Begin
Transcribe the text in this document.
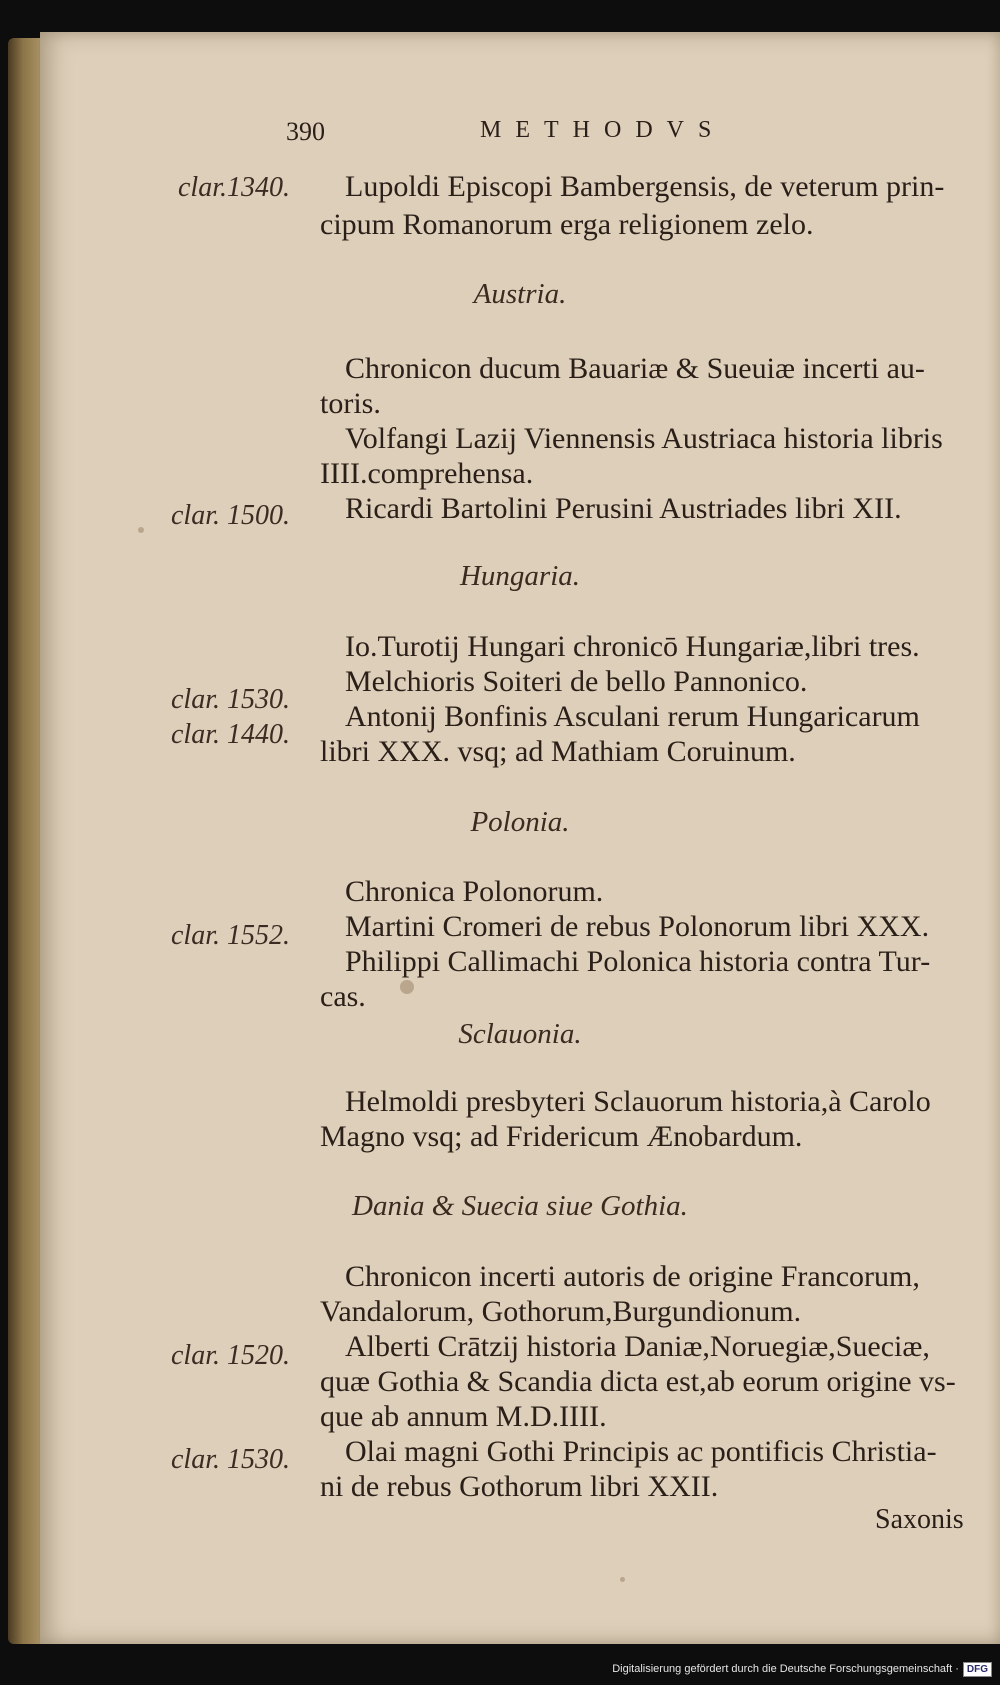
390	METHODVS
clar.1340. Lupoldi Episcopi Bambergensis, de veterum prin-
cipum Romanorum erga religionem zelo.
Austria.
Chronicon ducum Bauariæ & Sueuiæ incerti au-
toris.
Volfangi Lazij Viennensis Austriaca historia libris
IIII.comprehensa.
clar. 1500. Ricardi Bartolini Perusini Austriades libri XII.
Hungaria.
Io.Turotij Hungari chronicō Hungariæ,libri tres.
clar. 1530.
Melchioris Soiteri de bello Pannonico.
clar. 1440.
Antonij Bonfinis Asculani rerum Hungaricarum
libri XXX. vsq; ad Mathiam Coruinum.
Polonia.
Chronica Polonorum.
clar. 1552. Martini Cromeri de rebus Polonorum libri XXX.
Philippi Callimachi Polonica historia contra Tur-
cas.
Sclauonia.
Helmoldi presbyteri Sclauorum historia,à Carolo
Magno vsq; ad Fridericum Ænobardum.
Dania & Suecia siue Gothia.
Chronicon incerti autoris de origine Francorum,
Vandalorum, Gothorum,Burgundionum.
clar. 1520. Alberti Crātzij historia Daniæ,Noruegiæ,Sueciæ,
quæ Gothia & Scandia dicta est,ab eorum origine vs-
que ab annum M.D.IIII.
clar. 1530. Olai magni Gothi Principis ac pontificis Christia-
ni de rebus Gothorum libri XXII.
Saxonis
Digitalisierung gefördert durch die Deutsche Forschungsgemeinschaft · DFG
End
Set exercise: Collect the lines of the records that include the string "historia".

Exercise answer:
Volfangi Lazij Viennensis Austriaca historia libris
Philippi Callimachi Polonica historia contra Tur-
Helmoldi presbyteri Sclauorum historia,à Carolo
clar. 1520. Alberti Crātzij historia Daniæ,Noruegiæ,Sueciæ,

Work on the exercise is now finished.